• _Exercise description_: Write out the lines character for character, starting with the first line and going on through the line containing "569, 813, 581]", with both of those lines included.
------------------------------------------------
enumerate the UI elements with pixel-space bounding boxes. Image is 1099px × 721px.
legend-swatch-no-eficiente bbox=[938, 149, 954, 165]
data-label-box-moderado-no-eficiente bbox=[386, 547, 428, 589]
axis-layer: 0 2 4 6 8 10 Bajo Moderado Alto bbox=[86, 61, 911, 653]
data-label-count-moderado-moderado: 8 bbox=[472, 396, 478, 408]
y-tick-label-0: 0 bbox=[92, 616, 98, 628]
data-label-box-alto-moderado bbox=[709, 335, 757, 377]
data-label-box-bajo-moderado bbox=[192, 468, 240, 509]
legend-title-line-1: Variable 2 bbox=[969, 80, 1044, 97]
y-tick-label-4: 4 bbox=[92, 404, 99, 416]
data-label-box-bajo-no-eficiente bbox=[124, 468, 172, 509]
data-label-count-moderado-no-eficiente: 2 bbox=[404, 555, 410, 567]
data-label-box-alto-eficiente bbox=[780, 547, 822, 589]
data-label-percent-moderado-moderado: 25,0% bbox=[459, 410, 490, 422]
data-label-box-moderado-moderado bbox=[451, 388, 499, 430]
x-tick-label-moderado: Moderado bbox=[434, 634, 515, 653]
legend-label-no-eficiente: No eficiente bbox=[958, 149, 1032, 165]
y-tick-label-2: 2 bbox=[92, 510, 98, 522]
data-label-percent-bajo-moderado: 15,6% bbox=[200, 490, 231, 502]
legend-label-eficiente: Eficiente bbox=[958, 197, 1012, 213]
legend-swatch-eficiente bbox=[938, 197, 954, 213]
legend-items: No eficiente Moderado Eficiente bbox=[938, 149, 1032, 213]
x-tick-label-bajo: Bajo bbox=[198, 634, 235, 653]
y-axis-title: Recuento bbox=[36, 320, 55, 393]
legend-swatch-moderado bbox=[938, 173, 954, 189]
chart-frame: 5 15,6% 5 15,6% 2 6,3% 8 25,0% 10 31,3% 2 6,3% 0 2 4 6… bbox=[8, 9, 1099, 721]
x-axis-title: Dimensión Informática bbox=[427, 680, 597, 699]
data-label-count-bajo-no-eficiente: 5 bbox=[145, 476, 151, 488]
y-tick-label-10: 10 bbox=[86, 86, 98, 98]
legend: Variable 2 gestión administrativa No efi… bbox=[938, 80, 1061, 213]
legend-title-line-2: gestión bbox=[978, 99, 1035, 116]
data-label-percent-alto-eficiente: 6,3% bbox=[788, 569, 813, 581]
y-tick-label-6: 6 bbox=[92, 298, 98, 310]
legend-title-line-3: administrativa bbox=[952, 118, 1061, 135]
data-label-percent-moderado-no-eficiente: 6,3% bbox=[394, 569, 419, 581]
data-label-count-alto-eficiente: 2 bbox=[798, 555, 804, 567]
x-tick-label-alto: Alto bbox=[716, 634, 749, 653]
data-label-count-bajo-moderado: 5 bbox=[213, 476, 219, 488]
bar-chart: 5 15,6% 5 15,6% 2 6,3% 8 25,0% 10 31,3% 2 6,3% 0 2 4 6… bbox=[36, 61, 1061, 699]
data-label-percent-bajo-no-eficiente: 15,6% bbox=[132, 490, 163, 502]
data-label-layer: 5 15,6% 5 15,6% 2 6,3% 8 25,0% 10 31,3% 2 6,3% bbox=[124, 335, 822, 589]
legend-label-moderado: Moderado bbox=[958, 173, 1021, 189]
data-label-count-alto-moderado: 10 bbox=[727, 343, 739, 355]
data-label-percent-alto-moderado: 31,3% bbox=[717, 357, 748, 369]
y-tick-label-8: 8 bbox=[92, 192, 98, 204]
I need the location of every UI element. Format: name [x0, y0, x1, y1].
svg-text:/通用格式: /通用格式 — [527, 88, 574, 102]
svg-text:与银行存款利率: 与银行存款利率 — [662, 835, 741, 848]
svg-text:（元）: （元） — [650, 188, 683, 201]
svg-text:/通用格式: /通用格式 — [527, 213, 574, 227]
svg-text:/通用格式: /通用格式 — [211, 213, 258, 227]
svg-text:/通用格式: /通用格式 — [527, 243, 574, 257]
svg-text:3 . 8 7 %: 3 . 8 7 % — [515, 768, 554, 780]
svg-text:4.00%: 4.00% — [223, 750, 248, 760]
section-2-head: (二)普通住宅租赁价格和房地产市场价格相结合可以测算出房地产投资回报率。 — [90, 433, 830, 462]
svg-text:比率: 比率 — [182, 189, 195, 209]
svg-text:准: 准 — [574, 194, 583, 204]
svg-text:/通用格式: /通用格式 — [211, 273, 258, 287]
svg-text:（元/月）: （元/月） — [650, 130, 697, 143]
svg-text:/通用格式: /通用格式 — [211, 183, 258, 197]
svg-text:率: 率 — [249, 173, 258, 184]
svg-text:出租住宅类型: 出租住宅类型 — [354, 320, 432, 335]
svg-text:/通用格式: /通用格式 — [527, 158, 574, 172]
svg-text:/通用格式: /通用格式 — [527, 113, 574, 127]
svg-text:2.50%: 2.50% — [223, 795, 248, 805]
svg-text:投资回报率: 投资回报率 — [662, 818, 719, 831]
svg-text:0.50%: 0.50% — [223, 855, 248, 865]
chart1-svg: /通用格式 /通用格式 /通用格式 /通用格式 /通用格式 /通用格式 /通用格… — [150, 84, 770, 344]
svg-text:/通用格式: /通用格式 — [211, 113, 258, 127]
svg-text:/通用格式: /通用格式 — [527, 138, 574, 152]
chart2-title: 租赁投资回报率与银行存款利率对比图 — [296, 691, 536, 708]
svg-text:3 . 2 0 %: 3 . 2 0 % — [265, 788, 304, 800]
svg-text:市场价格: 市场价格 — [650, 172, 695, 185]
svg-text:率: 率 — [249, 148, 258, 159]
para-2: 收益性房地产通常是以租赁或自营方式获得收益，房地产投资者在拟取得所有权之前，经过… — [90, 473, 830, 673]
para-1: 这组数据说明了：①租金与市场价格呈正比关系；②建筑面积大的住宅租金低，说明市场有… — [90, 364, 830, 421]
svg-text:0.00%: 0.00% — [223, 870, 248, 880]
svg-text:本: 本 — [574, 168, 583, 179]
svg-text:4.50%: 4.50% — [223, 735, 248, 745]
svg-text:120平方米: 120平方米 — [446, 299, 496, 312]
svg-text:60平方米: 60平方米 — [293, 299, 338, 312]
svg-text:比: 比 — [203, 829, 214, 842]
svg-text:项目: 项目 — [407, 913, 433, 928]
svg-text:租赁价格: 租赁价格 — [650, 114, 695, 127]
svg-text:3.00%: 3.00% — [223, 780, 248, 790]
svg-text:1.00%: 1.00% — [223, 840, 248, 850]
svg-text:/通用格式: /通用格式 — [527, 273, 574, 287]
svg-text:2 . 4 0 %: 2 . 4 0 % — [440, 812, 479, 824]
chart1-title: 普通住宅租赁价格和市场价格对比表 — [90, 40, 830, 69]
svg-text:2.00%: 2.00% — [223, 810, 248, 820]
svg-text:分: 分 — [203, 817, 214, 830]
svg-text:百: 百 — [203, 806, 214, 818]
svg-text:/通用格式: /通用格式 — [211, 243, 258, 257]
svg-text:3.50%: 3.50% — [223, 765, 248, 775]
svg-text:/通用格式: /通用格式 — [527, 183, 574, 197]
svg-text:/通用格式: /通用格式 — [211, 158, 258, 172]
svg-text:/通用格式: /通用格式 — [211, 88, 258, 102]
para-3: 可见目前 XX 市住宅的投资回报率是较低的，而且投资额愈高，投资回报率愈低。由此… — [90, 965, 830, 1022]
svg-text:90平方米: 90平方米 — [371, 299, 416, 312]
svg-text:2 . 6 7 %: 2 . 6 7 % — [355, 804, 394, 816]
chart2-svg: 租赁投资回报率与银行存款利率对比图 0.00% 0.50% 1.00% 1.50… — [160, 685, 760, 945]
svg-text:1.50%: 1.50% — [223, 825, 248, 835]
------------------------------------------------
• _Finished exercise_:
enumerate the UI elements with pixel-space bounding boxes. Image is 1099px × 721px.
legend-swatch-no-eficiente bbox=[938, 149, 954, 165]
data-label-box-moderado-no-eficiente bbox=[386, 547, 428, 589]
axis-layer: 0 2 4 6 8 10 Bajo Moderado Alto bbox=[86, 61, 911, 653]
data-label-count-moderado-moderado: 8 bbox=[472, 396, 478, 408]
y-tick-label-0: 0 bbox=[92, 616, 98, 628]
data-label-box-alto-moderado bbox=[709, 335, 757, 377]
data-label-box-bajo-moderado bbox=[192, 468, 240, 509]
legend-title-line-1: Variable 2 bbox=[969, 80, 1044, 97]
y-tick-label-4: 4 bbox=[92, 404, 99, 416]
data-label-box-bajo-no-eficiente bbox=[124, 468, 172, 509]
data-label-count-moderado-no-eficiente: 2 bbox=[404, 555, 410, 567]
data-label-box-alto-eficiente bbox=[780, 547, 822, 589]
data-label-percent-moderado-moderado: 25,0% bbox=[459, 410, 490, 422]
data-label-box-moderado-moderado bbox=[451, 388, 499, 430]
x-tick-label-moderado: Moderado bbox=[434, 634, 515, 653]
legend-label-no-eficiente: No eficiente bbox=[958, 149, 1032, 165]
y-tick-label-2: 2 bbox=[92, 510, 98, 522]
data-label-percent-bajo-moderado: 15,6% bbox=[200, 490, 231, 502]
legend-label-eficiente: Eficiente bbox=[958, 197, 1012, 213]
legend-swatch-eficiente bbox=[938, 197, 954, 213]
legend-items: No eficiente Moderado Eficiente bbox=[938, 149, 1032, 213]
x-tick-label-bajo: Bajo bbox=[198, 634, 235, 653]
y-axis-title: Recuento bbox=[36, 320, 55, 393]
legend-swatch-moderado bbox=[938, 173, 954, 189]
chart-frame: 5 15,6% 5 15,6% 2 6,3% 8 25,0% 10 31,3% 2 6,3% 0 2 4 6… bbox=[8, 9, 1099, 721]
x-axis-title: Dimensión Informática bbox=[427, 680, 597, 699]
data-label-count-bajo-no-eficiente: 5 bbox=[145, 476, 151, 488]
y-tick-label-10: 10 bbox=[86, 86, 98, 98]
legend: Variable 2 gestión administrativa No efi… bbox=[938, 80, 1061, 213]
legend-title-line-2: gestión bbox=[978, 99, 1035, 116]
data-label-percent-alto-eficiente: 6,3% bbox=[788, 569, 813, 581]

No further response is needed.